* _Instructions to follow_
Without further comment, state how many lines in the listing below contain the word "text".

★ ★ ★ ★ ★

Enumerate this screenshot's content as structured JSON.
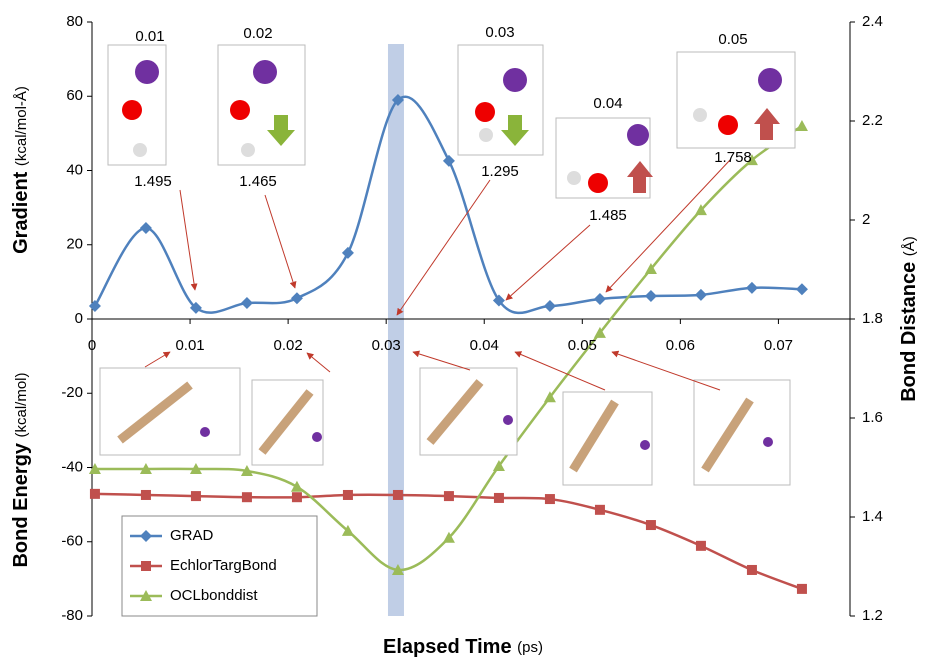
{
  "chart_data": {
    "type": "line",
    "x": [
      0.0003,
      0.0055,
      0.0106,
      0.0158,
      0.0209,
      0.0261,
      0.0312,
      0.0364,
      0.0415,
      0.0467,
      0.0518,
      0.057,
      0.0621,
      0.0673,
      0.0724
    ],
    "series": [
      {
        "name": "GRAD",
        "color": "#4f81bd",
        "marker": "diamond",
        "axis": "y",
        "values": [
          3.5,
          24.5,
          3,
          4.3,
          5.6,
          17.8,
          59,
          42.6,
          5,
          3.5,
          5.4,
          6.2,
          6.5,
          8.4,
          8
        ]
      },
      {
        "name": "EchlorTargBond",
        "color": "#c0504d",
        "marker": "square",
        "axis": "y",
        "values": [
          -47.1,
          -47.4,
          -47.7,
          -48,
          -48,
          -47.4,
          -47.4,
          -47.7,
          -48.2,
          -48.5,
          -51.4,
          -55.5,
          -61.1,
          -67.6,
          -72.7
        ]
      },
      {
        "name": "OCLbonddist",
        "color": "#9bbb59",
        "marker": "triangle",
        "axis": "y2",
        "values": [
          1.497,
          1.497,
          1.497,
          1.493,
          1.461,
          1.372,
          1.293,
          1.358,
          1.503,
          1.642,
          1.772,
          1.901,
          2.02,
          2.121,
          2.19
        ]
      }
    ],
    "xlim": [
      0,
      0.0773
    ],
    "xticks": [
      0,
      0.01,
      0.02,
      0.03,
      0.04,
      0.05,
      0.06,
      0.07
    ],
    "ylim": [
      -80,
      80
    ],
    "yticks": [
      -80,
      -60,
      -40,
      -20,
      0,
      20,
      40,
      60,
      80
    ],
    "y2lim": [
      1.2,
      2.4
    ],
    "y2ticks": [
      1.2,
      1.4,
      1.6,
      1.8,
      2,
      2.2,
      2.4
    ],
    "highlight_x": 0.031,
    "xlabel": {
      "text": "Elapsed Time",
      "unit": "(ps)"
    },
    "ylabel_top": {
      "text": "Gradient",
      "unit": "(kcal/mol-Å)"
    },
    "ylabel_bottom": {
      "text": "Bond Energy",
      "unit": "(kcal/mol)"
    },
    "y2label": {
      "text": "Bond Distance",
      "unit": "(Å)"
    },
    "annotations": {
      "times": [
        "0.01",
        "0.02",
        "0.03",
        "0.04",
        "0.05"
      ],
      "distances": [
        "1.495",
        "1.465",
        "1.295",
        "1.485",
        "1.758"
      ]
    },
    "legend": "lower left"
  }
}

★ ★ ★ ★ ★

* _Solution_
4